■ Exercise aim:
Write the material out again exactly as it stands.

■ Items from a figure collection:
********************

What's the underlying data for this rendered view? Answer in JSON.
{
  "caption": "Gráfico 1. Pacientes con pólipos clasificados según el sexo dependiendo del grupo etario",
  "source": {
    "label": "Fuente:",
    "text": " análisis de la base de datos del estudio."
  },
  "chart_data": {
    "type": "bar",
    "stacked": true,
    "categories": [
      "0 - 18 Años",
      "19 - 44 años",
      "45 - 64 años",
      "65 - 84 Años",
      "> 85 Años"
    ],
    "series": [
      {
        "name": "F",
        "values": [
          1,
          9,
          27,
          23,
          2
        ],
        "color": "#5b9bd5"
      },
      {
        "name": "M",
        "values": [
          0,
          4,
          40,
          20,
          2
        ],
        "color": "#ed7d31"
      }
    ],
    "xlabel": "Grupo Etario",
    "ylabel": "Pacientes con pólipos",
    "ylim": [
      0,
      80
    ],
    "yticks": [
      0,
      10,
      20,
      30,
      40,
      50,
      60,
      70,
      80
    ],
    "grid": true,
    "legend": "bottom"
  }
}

********************

■ Final result:
What's the underlying data for this rendered view? Answer in JSON.
{
  "caption": "Gráfico 1. Pacientes con pólipos clasificados según el sexo dependiendo del grupo etario",
  "source": {
    "label": "Fuente:",
    "text": " análisis de la base de datos del estudio."
  },
  "chart_data": {
    "type": "bar",
    "stacked": true,
    "categories": [
      "0 - 18 Años",
      "19 - 44 años",
      "45 - 64 años",
      "65 - 84 Años",
      "> 85 Años"
    ],
    "series": [
      {
        "name": "F",
        "values": [
          1,
          9,
          27,
          23,
          2
        ],
        "color": "#5b9bd5"
      },
      {
        "name": "M",
        "values": [
          0,
          4,
          40,
          20,
          2
        ],
        "color": "#ed7d31"
      }
    ],
    "xlabel": "Grupo Etario",
    "ylabel": "Pacientes con pólipos",
    "ylim": [
      0,
      80
    ],
    "yticks": [
      0,
      10,
      20,
      30,
      40,
      50,
      60,
      70,
      80
    ],
    "grid": true,
    "legend": "bottom"
  }
}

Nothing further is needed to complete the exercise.